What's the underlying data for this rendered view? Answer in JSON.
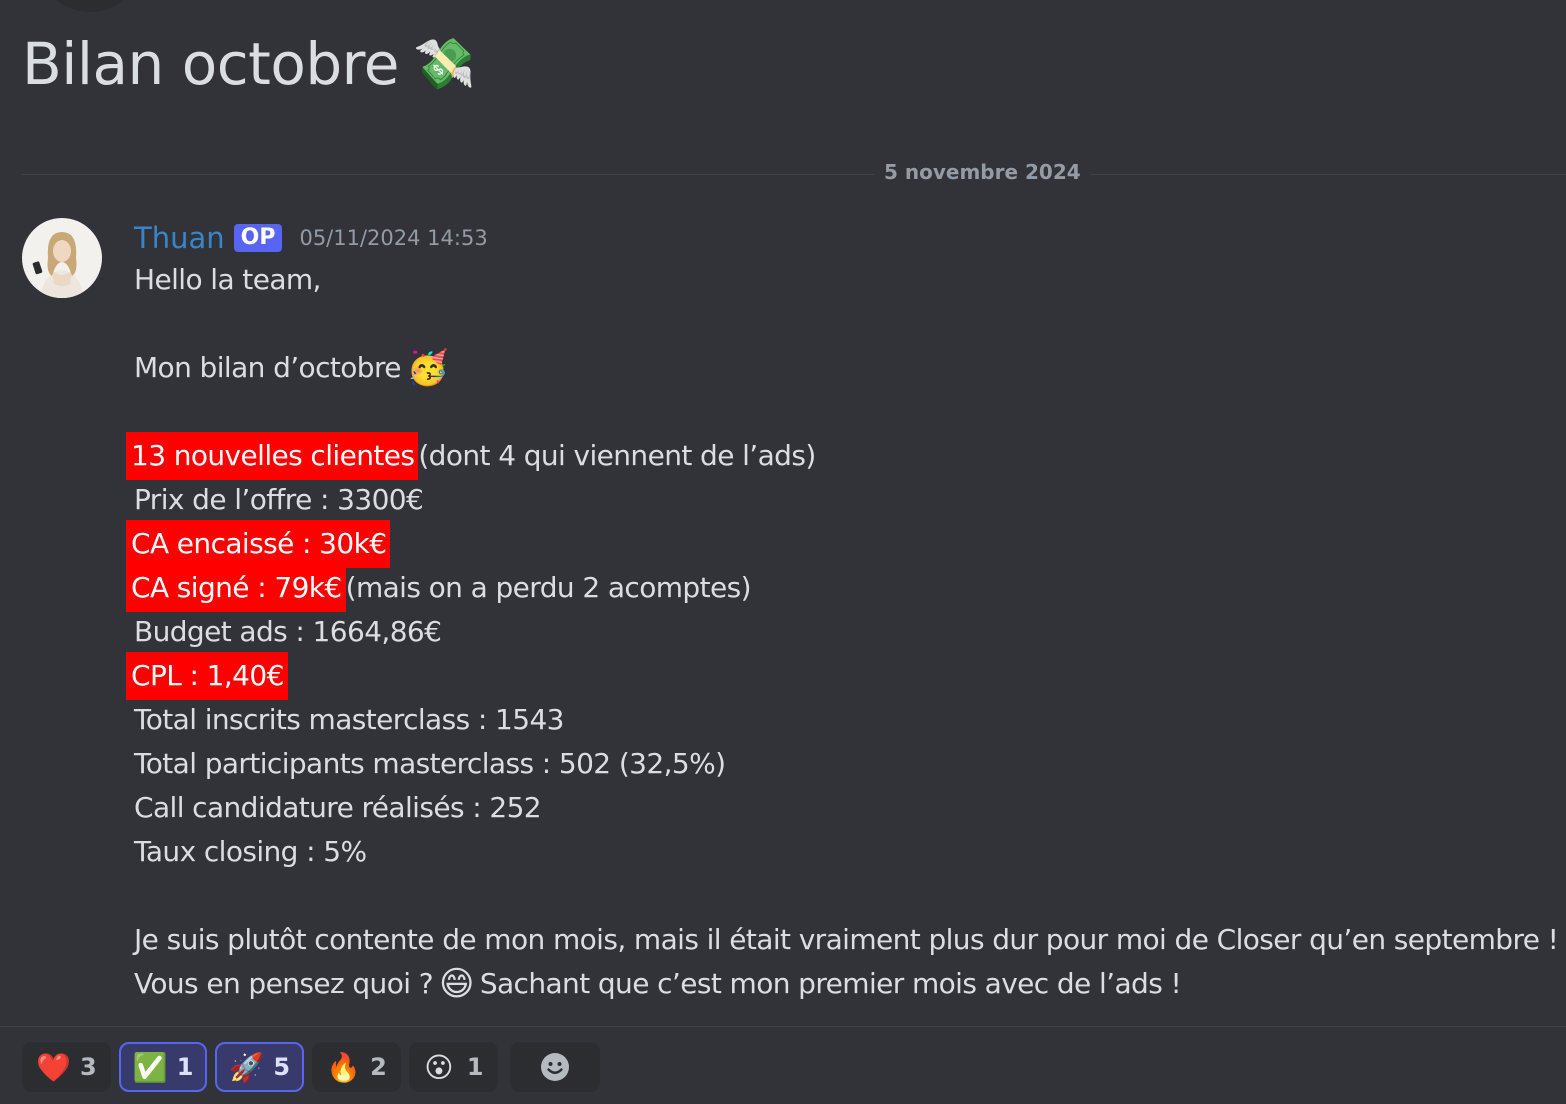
{
  "thread": {
    "title": "Bilan octobre",
    "title_emoji": "💸"
  },
  "date_divider": "5 novembre 2024",
  "message": {
    "author": "Thuan",
    "badge": "OP",
    "timestamp": "05/11/2024 14:53",
    "greeting": "Hello la team,",
    "intro": "Mon bilan d’octobre",
    "intro_emoji": "🥳",
    "stats": [
      {
        "highlight": "13 nouvelles clientes",
        "text": " (dont 4 qui viennent de l’ads)"
      },
      {
        "highlight": "",
        "text": "Prix de l’offre : 3300€"
      },
      {
        "highlight": "CA encaissé : 30k€",
        "text": ""
      },
      {
        "highlight": "CA signé : 79k€",
        "text": " (mais on a perdu 2 acomptes)"
      },
      {
        "highlight": "",
        "text": "Budget ads : 1664,86€"
      },
      {
        "highlight": "CPL : 1,40€",
        "text": ""
      },
      {
        "highlight": "",
        "text": "Total inscrits masterclass : 1543"
      },
      {
        "highlight": "",
        "text": "Total participants masterclass : 502 (32,5%)"
      },
      {
        "highlight": "",
        "text": "Call candidature réalisés : 252"
      },
      {
        "highlight": "",
        "text": "Taux closing : 5%"
      }
    ],
    "closing_line1": "Je suis plutôt contente de mon mois, mais il était vraiment plus dur pour moi de Closer qu’en septembre !",
    "closing_line2_a": "Vous en pensez quoi ?",
    "closing_emoji": "😄",
    "closing_line2_b": "Sachant que c’est mon premier mois avec de l’ads !"
  },
  "reactions": [
    {
      "emoji": "❤️",
      "name": "heart",
      "count": "3",
      "me": false
    },
    {
      "emoji": "✅",
      "name": "check",
      "count": "1",
      "me": true
    },
    {
      "emoji": "🚀",
      "name": "rocket",
      "count": "5",
      "me": true
    },
    {
      "emoji": "🔥",
      "name": "fire",
      "count": "2",
      "me": false
    },
    {
      "emoji": "😮",
      "name": "astonished",
      "count": "1",
      "me": false
    }
  ],
  "add_reaction_icon": "smiley-face-icon",
  "colors": {
    "background": "#313338",
    "text": "#dbdee1",
    "username": "#3a85c8",
    "badge": "#5865f2",
    "highlight": "#ff0000"
  }
}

_Short exercise_.
Copy the lines from the entries above in which the word "text" appears.

_Solution to this problem_.
        "text": " (dont 4 qui viennent de l’ads)"
        "text": "Prix de l’offre : 3300€"
        "text": ""
        "text": " (mais on a perdu 2 acomptes)"
        "text": "Budget ads : 1664,86€"
        "text": ""
        "text": "Total inscrits masterclass : 1543"
        "text": "Total participants masterclass : 502 (32,5%)"
        "text": "Call candidature réalisés : 252"
        "text": "Taux closing : 5%"
    "text": "#dbdee1",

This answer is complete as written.